> Exercise brief
Show every line containing "urban" by copying it.
◇ ◇ ◇
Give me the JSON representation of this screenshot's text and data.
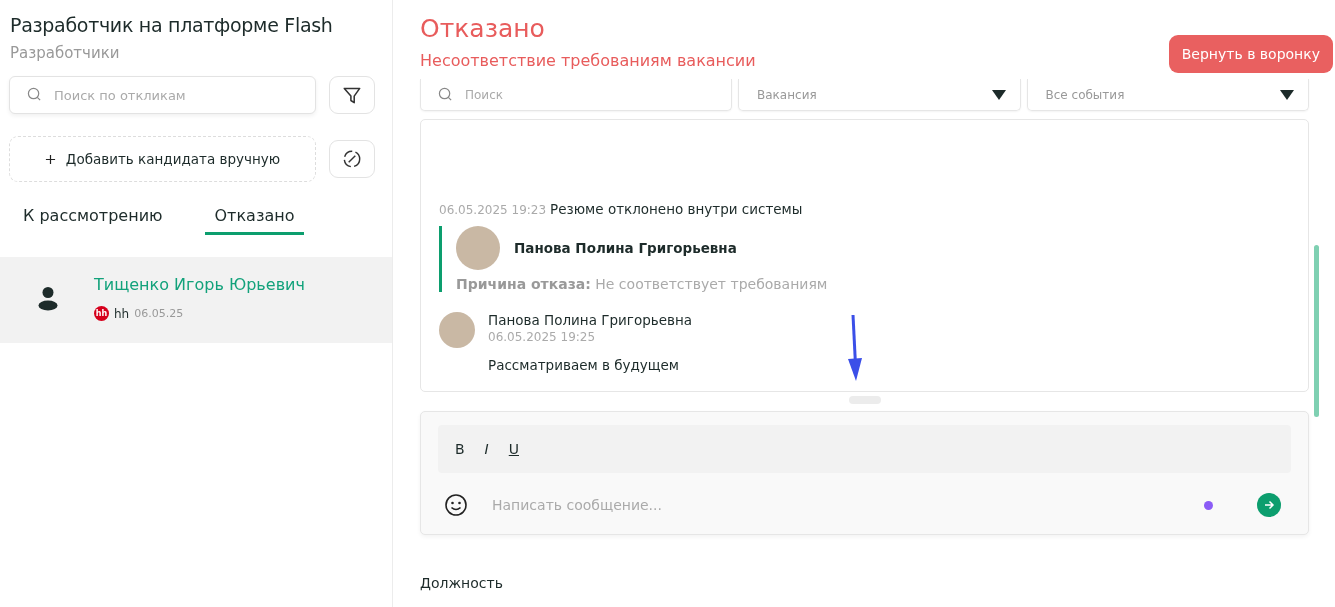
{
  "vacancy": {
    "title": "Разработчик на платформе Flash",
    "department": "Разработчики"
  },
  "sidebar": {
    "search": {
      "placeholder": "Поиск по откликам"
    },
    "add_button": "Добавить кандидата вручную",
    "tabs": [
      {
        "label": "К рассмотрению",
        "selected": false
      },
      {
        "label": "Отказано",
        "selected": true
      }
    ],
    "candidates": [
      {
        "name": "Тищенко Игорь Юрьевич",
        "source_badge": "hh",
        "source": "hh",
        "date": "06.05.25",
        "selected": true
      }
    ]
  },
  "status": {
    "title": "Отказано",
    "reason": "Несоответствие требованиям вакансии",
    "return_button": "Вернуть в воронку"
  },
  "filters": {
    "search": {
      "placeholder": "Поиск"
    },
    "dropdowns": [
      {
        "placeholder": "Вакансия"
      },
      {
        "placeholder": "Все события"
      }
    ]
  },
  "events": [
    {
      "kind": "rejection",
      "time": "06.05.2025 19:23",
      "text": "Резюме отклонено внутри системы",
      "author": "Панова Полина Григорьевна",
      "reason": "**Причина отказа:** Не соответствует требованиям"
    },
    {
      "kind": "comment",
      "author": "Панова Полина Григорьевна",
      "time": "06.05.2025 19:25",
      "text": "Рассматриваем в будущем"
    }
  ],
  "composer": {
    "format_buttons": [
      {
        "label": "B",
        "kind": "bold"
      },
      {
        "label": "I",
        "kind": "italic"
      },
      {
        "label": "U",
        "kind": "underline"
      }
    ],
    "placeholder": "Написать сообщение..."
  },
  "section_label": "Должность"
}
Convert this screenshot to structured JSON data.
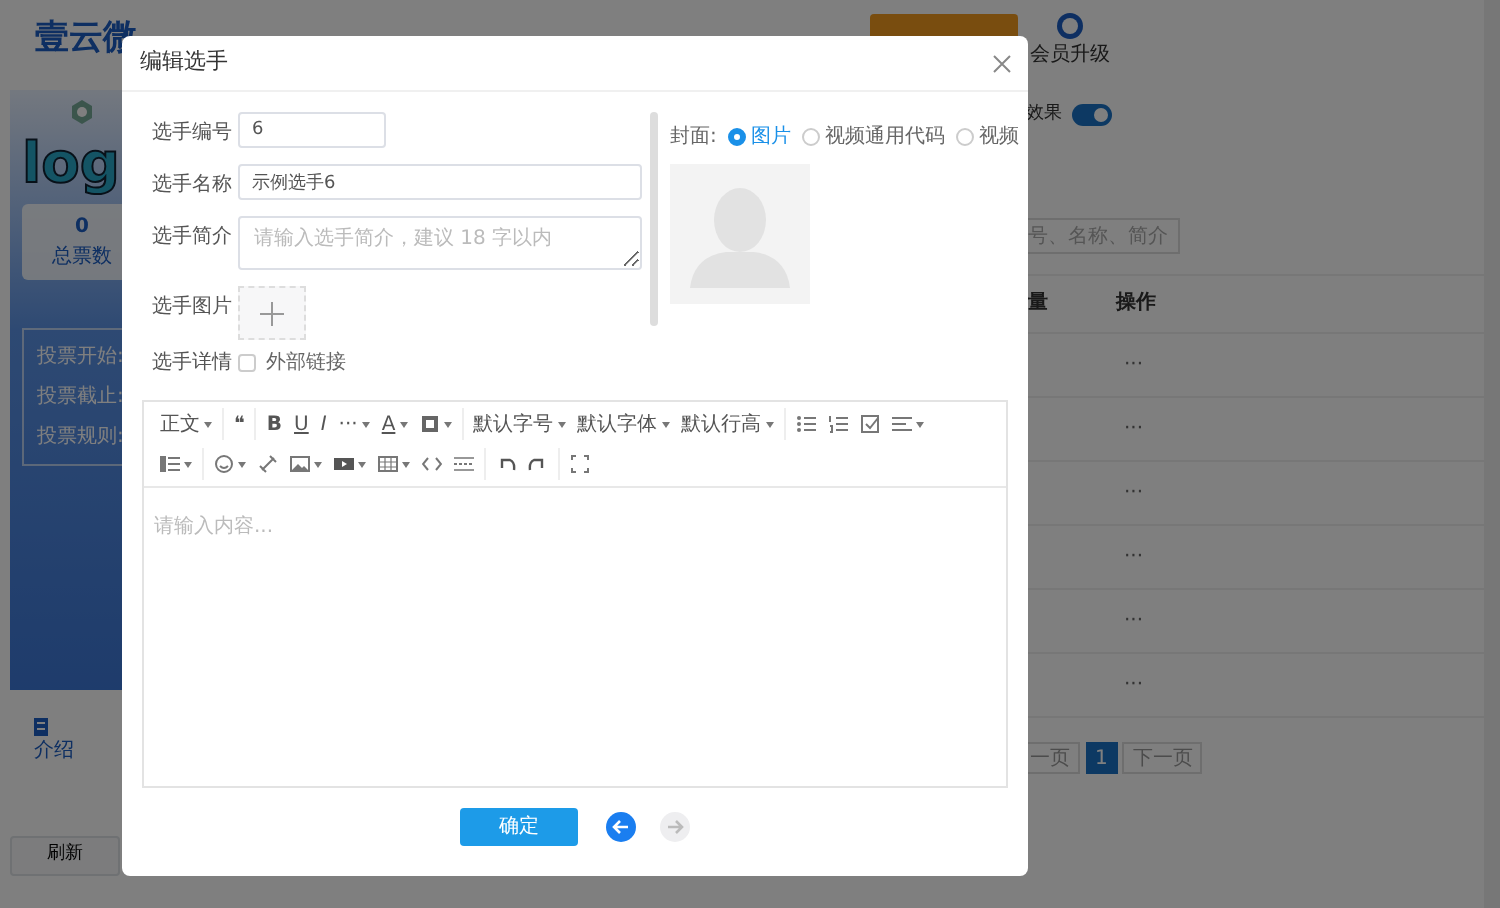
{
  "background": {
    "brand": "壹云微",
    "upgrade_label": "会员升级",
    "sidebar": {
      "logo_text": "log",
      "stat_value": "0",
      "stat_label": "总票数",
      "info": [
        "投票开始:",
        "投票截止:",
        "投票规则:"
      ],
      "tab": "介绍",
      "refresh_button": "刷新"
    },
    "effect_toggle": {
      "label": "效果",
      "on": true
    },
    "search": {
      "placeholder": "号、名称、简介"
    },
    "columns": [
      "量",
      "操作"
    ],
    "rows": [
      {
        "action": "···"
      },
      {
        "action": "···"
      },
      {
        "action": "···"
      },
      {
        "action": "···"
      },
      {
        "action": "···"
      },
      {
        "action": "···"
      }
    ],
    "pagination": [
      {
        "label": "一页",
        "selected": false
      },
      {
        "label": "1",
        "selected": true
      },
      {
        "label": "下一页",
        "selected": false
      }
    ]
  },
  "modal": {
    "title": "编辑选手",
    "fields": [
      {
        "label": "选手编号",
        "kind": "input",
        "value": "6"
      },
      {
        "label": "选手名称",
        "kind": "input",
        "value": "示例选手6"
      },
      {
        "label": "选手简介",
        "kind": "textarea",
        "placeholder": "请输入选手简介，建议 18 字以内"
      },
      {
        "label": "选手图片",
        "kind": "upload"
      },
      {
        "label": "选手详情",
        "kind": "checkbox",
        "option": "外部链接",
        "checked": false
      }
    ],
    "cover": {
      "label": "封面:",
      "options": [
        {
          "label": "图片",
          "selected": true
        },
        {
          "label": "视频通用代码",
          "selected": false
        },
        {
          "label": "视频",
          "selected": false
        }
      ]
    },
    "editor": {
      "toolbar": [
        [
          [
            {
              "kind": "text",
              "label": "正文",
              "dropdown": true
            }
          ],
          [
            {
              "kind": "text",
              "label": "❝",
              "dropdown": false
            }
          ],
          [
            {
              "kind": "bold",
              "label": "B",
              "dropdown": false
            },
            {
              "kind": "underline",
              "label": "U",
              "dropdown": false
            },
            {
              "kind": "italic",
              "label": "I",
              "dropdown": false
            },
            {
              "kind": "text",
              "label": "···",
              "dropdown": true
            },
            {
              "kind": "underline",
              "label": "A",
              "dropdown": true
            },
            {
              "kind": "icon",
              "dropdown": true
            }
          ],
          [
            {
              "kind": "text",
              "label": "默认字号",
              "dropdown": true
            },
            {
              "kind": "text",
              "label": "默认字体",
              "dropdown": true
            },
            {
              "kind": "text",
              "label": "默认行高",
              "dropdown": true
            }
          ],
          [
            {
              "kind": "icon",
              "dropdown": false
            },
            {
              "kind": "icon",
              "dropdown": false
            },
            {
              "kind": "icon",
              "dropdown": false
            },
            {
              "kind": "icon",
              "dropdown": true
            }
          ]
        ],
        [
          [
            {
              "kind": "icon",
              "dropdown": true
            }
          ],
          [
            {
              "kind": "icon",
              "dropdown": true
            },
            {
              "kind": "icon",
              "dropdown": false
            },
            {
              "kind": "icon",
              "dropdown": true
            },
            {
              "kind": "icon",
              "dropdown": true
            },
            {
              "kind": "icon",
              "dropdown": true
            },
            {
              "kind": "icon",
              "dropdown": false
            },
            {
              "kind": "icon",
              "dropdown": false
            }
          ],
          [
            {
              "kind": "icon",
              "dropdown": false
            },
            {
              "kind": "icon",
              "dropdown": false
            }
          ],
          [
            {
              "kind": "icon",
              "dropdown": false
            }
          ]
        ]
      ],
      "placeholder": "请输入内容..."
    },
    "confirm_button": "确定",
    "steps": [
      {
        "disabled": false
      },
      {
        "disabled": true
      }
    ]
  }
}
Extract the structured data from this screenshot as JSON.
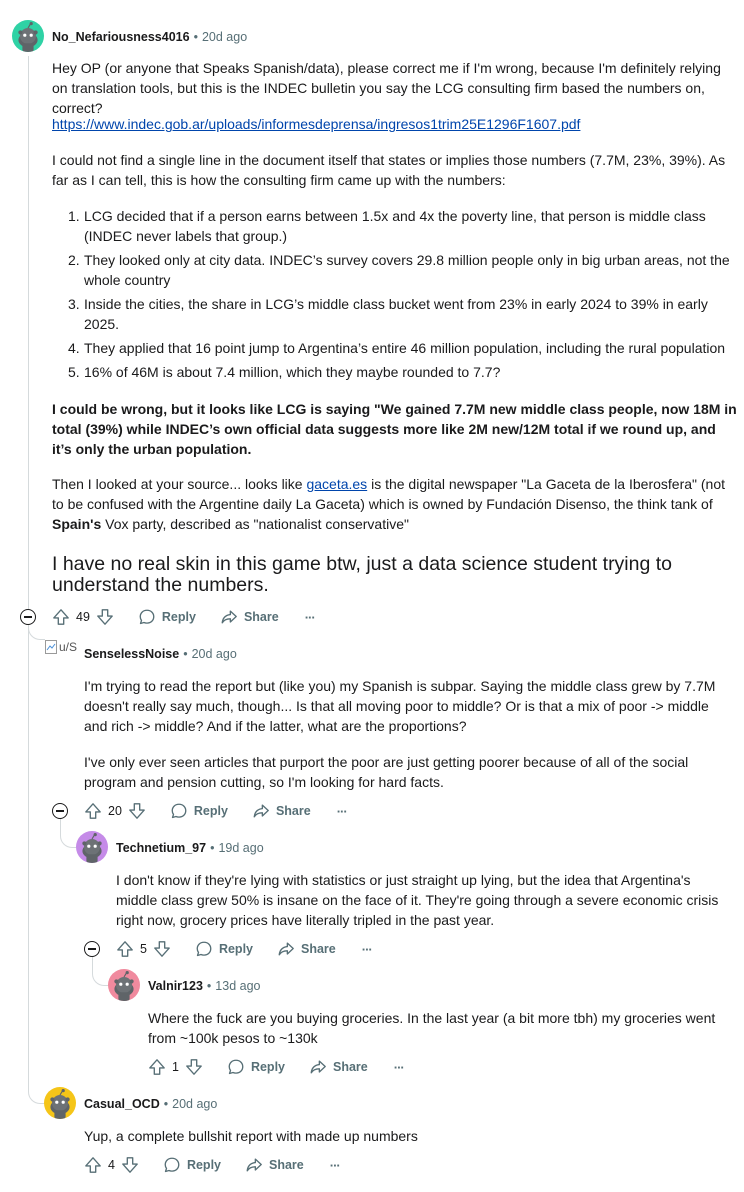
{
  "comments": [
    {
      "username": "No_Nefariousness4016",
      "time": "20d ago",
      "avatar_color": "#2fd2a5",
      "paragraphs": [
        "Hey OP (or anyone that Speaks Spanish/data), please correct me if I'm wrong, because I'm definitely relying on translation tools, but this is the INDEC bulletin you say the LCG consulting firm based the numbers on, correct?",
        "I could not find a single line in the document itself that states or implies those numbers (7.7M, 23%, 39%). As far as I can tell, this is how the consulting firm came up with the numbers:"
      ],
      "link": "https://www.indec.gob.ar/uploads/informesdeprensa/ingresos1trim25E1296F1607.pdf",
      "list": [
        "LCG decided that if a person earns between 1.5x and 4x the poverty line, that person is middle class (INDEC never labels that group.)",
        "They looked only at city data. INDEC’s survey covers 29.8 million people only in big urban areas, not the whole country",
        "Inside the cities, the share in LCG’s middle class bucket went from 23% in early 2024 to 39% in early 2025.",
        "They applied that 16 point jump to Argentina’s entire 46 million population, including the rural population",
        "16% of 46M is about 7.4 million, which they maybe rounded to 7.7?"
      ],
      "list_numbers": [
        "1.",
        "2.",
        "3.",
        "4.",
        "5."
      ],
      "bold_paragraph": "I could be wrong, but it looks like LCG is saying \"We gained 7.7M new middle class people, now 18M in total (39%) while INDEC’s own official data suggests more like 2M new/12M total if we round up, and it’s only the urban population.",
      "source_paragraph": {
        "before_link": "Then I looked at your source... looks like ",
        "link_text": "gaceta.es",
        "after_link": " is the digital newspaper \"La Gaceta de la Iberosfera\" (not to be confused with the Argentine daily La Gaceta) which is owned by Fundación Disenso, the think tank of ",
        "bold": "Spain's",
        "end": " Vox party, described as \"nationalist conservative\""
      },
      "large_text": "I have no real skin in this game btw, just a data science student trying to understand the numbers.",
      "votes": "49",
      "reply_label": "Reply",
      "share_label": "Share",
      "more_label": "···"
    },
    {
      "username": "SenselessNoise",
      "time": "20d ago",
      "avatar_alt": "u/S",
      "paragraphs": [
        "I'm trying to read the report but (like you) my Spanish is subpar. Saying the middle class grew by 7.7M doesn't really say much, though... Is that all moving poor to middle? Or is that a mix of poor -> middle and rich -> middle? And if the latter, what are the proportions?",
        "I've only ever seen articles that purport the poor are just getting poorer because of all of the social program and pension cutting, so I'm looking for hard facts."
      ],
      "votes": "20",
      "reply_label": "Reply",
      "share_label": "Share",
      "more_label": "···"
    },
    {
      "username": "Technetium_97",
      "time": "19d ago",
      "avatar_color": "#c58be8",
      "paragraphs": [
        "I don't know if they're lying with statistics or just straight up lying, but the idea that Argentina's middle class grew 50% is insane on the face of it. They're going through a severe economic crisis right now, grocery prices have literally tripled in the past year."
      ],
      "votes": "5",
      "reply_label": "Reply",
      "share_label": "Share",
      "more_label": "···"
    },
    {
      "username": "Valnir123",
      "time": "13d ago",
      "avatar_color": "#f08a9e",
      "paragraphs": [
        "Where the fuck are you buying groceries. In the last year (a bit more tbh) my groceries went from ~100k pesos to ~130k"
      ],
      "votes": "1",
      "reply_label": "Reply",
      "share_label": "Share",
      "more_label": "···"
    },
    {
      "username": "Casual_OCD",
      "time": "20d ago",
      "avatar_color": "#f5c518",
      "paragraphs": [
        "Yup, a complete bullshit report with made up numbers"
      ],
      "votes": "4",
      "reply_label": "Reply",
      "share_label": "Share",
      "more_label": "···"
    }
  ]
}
◇ ◇ ◇
> Completed exercise
        "They looked only at city data. INDEC’s survey covers 29.8 million people only in big urban areas, not the whole country",
      "bold_paragraph": "I could be wrong, but it looks like LCG is saying \"We gained 7.7M new middle class people, now 18M in total (39%) while INDEC’s own official data suggests more like 2M new/12M total if we round up, and it’s only the urban population.",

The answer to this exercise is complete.